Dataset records
▬▬▬▬▬▬
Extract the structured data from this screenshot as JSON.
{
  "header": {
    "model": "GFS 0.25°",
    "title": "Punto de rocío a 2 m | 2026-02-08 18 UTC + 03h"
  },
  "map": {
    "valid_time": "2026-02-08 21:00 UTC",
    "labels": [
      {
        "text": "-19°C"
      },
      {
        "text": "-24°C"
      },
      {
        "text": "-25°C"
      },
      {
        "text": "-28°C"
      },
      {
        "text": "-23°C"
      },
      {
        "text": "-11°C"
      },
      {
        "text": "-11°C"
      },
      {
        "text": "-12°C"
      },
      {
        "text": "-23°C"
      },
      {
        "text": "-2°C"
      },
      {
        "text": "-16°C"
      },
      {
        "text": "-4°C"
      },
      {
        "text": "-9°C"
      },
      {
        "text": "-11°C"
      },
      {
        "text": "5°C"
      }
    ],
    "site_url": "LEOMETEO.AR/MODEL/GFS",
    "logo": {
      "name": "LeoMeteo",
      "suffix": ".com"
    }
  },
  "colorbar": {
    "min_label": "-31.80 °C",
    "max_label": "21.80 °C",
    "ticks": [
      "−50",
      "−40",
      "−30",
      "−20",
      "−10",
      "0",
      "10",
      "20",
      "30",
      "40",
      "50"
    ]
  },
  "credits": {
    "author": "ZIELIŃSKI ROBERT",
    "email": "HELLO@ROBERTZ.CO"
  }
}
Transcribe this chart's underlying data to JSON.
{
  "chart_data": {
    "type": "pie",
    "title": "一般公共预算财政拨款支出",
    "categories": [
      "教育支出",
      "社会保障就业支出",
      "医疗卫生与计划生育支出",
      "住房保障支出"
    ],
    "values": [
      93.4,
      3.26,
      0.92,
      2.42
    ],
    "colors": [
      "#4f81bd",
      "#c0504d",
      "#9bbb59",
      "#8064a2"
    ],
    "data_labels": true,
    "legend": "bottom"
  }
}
▬▬▬▬▬▬
• [Stated exercise] Reproduce the listing above exactly from the line containing "Transcribe this chart's" through its last line, with both of those lines included.

• [Response to this exercise]
Transcribe this chart's underlying data to JSON.
{
  "chart_data": {
    "type": "pie",
    "title": "一般公共预算财政拨款支出",
    "categories": [
      "教育支出",
      "社会保障就业支出",
      "医疗卫生与计划生育支出",
      "住房保障支出"
    ],
    "values": [
      93.4,
      3.26,
      0.92,
      2.42
    ],
    "colors": [
      "#4f81bd",
      "#c0504d",
      "#9bbb59",
      "#8064a2"
    ],
    "data_labels": true,
    "legend": "bottom"
  }
}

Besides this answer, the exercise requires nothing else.